§ **WHAT THE TASK REQUIRES**
Copy every record word for word.

§ **Dataset entries**
* BEGIN *
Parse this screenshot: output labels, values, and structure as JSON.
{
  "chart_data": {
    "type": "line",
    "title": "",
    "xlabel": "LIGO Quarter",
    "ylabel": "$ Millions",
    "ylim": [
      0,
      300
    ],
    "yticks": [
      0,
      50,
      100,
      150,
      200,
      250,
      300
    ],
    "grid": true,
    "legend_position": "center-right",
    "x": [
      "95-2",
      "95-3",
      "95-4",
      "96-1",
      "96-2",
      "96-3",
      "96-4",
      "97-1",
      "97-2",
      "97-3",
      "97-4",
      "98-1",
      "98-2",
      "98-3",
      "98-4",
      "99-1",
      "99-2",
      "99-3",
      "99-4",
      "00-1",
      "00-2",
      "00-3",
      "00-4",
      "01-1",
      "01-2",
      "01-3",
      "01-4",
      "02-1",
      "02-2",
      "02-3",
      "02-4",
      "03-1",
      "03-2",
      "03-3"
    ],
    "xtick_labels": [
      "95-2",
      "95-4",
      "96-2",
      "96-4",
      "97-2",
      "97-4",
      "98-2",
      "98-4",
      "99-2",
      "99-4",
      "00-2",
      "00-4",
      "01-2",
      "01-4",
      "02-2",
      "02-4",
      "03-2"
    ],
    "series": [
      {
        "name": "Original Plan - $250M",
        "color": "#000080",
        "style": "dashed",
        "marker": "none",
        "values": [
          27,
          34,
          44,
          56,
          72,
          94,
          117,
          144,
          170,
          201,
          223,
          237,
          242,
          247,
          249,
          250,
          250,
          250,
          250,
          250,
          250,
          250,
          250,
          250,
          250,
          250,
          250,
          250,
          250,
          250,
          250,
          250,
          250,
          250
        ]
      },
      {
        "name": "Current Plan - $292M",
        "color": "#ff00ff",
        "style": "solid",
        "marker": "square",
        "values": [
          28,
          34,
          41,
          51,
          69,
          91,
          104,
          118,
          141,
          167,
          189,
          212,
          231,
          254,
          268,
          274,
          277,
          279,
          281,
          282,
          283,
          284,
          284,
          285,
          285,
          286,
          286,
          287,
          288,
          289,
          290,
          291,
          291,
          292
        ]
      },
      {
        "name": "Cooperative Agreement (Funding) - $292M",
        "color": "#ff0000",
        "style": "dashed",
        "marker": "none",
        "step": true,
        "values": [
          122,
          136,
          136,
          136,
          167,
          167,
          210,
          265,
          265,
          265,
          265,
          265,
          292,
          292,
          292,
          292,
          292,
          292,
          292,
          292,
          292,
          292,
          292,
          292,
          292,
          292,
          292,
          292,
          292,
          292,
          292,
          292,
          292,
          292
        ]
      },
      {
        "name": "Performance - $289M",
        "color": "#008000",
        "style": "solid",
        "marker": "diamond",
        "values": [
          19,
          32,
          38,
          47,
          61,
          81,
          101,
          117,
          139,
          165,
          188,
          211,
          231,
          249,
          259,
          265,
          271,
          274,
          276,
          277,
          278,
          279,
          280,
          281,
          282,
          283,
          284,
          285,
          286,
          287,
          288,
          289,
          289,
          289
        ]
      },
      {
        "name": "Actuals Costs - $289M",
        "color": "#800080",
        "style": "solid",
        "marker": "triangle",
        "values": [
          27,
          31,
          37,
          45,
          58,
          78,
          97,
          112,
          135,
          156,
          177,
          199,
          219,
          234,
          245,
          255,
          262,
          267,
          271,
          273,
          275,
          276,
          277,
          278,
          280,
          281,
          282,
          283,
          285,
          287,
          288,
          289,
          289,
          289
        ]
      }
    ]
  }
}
* END *
§ **RESPONSE TO THE TASK**
Parse this screenshot: output labels, values, and structure as JSON.
{
  "chart_data": {
    "type": "line",
    "title": "",
    "xlabel": "LIGO Quarter",
    "ylabel": "$ Millions",
    "ylim": [
      0,
      300
    ],
    "yticks": [
      0,
      50,
      100,
      150,
      200,
      250,
      300
    ],
    "grid": true,
    "legend_position": "center-right",
    "x": [
      "95-2",
      "95-3",
      "95-4",
      "96-1",
      "96-2",
      "96-3",
      "96-4",
      "97-1",
      "97-2",
      "97-3",
      "97-4",
      "98-1",
      "98-2",
      "98-3",
      "98-4",
      "99-1",
      "99-2",
      "99-3",
      "99-4",
      "00-1",
      "00-2",
      "00-3",
      "00-4",
      "01-1",
      "01-2",
      "01-3",
      "01-4",
      "02-1",
      "02-2",
      "02-3",
      "02-4",
      "03-1",
      "03-2",
      "03-3"
    ],
    "xtick_labels": [
      "95-2",
      "95-4",
      "96-2",
      "96-4",
      "97-2",
      "97-4",
      "98-2",
      "98-4",
      "99-2",
      "99-4",
      "00-2",
      "00-4",
      "01-2",
      "01-4",
      "02-2",
      "02-4",
      "03-2"
    ],
    "series": [
      {
        "name": "Original Plan - $250M",
        "color": "#000080",
        "style": "dashed",
        "marker": "none",
        "values": [
          27,
          34,
          44,
          56,
          72,
          94,
          117,
          144,
          170,
          201,
          223,
          237,
          242,
          247,
          249,
          250,
          250,
          250,
          250,
          250,
          250,
          250,
          250,
          250,
          250,
          250,
          250,
          250,
          250,
          250,
          250,
          250,
          250,
          250
        ]
      },
      {
        "name": "Current Plan - $292M",
        "color": "#ff00ff",
        "style": "solid",
        "marker": "square",
        "values": [
          28,
          34,
          41,
          51,
          69,
          91,
          104,
          118,
          141,
          167,
          189,
          212,
          231,
          254,
          268,
          274,
          277,
          279,
          281,
          282,
          283,
          284,
          284,
          285,
          285,
          286,
          286,
          287,
          288,
          289,
          290,
          291,
          291,
          292
        ]
      },
      {
        "name": "Cooperative Agreement (Funding) - $292M",
        "color": "#ff0000",
        "style": "dashed",
        "marker": "none",
        "step": true,
        "values": [
          122,
          136,
          136,
          136,
          167,
          167,
          210,
          265,
          265,
          265,
          265,
          265,
          292,
          292,
          292,
          292,
          292,
          292,
          292,
          292,
          292,
          292,
          292,
          292,
          292,
          292,
          292,
          292,
          292,
          292,
          292,
          292,
          292,
          292
        ]
      },
      {
        "name": "Performance - $289M",
        "color": "#008000",
        "style": "solid",
        "marker": "diamond",
        "values": [
          19,
          32,
          38,
          47,
          61,
          81,
          101,
          117,
          139,
          165,
          188,
          211,
          231,
          249,
          259,
          265,
          271,
          274,
          276,
          277,
          278,
          279,
          280,
          281,
          282,
          283,
          284,
          285,
          286,
          287,
          288,
          289,
          289,
          289
        ]
      },
      {
        "name": "Actuals Costs - $289M",
        "color": "#800080",
        "style": "solid",
        "marker": "triangle",
        "values": [
          27,
          31,
          37,
          45,
          58,
          78,
          97,
          112,
          135,
          156,
          177,
          199,
          219,
          234,
          245,
          255,
          262,
          267,
          271,
          273,
          275,
          276,
          277,
          278,
          280,
          281,
          282,
          283,
          285,
          287,
          288,
          289,
          289,
          289
        ]
      }
    ]
  }
}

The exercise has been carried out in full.